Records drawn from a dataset
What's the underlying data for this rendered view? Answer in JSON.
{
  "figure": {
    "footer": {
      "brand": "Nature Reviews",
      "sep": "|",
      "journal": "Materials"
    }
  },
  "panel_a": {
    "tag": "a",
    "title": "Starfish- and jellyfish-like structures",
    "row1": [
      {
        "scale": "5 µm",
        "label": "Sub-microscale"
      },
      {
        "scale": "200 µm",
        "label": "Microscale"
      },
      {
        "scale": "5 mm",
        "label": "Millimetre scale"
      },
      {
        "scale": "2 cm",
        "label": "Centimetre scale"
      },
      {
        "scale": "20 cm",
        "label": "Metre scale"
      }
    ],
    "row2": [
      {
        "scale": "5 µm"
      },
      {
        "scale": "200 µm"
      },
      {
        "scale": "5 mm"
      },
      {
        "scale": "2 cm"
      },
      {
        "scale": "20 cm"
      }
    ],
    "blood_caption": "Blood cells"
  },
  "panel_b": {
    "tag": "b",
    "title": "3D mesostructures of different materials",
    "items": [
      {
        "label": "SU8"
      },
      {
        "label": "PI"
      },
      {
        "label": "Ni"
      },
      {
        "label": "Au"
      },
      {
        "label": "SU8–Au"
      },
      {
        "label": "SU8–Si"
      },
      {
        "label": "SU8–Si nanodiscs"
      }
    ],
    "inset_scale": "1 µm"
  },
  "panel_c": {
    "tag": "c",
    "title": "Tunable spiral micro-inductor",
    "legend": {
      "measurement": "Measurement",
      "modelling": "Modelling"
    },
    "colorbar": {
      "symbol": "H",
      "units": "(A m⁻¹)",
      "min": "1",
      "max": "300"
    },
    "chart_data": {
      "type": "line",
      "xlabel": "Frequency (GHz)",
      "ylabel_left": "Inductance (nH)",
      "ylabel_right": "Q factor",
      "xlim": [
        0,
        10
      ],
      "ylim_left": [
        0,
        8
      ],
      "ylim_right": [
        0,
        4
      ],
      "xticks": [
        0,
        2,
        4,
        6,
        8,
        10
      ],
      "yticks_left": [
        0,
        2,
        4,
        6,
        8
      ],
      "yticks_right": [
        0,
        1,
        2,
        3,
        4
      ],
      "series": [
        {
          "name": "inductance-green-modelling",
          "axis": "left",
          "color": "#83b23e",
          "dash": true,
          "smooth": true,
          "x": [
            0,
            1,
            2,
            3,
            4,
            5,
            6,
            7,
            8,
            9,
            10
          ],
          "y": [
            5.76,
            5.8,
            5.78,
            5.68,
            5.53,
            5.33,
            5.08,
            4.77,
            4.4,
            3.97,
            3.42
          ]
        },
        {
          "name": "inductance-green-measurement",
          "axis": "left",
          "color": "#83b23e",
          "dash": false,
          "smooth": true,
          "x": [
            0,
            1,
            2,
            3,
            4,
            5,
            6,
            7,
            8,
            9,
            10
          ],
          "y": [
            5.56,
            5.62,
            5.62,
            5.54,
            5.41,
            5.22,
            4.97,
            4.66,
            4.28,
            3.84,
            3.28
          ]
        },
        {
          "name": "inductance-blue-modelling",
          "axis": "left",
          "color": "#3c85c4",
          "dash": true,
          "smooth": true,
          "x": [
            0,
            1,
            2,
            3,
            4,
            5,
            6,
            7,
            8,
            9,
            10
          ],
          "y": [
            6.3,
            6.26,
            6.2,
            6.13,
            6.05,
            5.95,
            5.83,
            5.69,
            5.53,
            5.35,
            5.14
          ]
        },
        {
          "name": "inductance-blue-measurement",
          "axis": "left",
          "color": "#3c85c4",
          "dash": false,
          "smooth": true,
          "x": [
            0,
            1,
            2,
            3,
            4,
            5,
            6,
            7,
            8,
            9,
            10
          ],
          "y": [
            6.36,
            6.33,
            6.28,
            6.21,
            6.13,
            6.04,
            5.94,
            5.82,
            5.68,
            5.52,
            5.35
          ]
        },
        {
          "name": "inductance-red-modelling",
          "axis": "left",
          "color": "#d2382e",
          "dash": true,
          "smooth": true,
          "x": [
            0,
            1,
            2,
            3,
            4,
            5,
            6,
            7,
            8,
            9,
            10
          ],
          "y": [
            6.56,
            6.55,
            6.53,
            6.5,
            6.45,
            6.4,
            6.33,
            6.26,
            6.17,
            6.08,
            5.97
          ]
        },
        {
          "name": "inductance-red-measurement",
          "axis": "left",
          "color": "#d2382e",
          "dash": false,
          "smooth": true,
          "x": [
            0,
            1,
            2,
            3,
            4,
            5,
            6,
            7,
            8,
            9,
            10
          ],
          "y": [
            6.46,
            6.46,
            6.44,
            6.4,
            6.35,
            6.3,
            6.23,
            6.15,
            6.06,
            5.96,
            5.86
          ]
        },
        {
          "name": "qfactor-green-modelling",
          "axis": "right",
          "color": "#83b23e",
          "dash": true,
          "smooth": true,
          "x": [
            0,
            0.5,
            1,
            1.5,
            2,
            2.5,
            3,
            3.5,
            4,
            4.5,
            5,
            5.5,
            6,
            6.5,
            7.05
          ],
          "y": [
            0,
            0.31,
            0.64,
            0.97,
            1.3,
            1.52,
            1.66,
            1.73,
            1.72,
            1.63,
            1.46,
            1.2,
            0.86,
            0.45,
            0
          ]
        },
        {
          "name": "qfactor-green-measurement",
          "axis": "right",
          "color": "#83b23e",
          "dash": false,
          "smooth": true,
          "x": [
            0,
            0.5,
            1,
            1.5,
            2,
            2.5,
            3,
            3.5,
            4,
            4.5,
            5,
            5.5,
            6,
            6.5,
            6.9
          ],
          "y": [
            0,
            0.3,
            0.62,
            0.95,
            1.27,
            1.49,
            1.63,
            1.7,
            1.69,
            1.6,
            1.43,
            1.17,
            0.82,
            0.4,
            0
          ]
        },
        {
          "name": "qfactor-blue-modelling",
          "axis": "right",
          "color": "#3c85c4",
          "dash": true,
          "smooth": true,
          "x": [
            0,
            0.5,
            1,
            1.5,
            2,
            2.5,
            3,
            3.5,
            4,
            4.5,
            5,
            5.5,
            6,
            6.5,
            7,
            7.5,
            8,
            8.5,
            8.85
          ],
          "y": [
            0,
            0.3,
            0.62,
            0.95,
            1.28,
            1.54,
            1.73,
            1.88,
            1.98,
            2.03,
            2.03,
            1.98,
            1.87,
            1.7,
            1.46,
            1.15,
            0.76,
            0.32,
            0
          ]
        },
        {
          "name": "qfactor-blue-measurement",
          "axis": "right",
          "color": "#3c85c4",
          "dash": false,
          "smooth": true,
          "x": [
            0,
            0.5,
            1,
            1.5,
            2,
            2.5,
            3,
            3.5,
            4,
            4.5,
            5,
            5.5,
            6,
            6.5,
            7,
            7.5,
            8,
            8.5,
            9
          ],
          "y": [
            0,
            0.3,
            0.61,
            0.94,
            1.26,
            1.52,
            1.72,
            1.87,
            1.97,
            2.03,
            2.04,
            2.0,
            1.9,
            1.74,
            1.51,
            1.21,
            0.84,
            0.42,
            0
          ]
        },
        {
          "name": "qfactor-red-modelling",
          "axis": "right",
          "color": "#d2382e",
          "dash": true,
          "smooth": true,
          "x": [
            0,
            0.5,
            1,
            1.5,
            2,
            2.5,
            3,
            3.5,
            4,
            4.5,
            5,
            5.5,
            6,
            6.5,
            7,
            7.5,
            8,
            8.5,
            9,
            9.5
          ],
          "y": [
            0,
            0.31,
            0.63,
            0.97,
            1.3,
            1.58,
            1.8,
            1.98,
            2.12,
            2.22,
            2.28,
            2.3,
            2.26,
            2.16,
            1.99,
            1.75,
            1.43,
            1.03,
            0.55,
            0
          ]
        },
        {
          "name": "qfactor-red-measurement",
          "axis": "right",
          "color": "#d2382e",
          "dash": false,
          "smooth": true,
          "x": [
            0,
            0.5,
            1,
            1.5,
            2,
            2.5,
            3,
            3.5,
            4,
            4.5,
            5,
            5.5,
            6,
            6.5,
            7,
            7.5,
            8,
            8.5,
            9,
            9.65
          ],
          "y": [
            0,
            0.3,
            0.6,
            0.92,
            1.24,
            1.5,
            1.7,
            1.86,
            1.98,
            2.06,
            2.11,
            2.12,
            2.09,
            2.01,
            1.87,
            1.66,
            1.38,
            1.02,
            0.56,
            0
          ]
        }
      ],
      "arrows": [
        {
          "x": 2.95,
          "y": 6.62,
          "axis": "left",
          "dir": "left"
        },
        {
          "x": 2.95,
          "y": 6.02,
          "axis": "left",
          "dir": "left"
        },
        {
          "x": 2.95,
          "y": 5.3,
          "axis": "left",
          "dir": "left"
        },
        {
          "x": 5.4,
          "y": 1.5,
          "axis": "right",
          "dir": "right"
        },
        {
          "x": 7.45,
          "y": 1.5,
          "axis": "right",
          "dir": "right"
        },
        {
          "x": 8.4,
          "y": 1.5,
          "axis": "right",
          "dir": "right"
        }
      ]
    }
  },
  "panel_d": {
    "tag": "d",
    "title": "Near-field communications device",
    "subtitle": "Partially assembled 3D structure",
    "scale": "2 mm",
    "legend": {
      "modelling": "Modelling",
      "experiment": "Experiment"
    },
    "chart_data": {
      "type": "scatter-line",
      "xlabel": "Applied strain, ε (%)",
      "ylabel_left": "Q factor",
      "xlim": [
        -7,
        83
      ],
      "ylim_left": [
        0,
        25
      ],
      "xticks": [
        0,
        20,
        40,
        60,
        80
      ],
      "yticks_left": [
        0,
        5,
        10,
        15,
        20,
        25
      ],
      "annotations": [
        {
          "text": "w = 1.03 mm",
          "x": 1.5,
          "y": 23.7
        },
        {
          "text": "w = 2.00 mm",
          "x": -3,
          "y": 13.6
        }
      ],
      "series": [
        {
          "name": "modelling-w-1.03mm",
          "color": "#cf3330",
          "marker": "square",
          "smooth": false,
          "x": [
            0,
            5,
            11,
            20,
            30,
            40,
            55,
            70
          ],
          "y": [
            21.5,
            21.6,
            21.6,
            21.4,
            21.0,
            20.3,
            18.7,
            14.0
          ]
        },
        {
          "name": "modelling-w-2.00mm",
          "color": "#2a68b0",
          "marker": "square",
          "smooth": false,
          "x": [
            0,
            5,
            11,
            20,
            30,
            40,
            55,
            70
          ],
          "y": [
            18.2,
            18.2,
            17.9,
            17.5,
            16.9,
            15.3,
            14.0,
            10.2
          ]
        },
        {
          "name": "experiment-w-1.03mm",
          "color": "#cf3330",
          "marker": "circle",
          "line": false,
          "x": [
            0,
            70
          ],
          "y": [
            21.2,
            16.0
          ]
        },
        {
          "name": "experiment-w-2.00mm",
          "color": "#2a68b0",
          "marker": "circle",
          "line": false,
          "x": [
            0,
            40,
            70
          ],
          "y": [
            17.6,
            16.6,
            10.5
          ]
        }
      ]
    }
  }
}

### Exercise brief
Go through the data above and copy each line in which "measurement" appears.

### Expected output
      "measurement": "Measurement",
          "name": "inductance-green-measurement",
          "name": "inductance-blue-measurement",
          "name": "inductance-red-measurement",
          "name": "qfactor-green-measurement",
          "name": "qfactor-blue-measurement",
          "name": "qfactor-red-measurement",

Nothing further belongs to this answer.